*REQUEST*. What is the number of lines in these entries that contain "JSON"? State it alone.

*MATERIAL SHOWN*.
»»
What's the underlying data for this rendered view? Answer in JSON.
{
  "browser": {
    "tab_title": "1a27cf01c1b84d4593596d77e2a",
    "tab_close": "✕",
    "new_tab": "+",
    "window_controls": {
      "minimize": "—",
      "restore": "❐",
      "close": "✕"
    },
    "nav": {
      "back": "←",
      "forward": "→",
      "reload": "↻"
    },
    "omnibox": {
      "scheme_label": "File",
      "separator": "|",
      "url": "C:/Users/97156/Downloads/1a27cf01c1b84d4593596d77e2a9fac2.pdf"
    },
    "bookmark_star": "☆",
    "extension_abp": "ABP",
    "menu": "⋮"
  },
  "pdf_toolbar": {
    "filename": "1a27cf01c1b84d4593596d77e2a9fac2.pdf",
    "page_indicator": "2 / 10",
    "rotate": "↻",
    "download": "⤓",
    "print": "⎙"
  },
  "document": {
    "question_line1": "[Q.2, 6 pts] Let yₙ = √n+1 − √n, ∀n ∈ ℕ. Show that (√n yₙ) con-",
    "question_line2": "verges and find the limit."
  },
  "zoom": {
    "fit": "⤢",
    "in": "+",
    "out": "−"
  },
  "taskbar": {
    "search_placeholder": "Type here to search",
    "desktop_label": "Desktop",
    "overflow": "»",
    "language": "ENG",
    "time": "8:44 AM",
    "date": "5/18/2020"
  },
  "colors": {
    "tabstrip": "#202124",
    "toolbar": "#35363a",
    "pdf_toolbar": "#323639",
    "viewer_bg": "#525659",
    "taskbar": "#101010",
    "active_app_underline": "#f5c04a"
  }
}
««
»»
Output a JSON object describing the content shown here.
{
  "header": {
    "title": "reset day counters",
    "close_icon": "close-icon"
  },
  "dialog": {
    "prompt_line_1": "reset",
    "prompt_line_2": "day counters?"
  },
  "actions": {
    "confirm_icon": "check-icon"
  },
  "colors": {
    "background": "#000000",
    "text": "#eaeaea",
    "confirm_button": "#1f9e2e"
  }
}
««
*THE COMPLETED TASK*. 2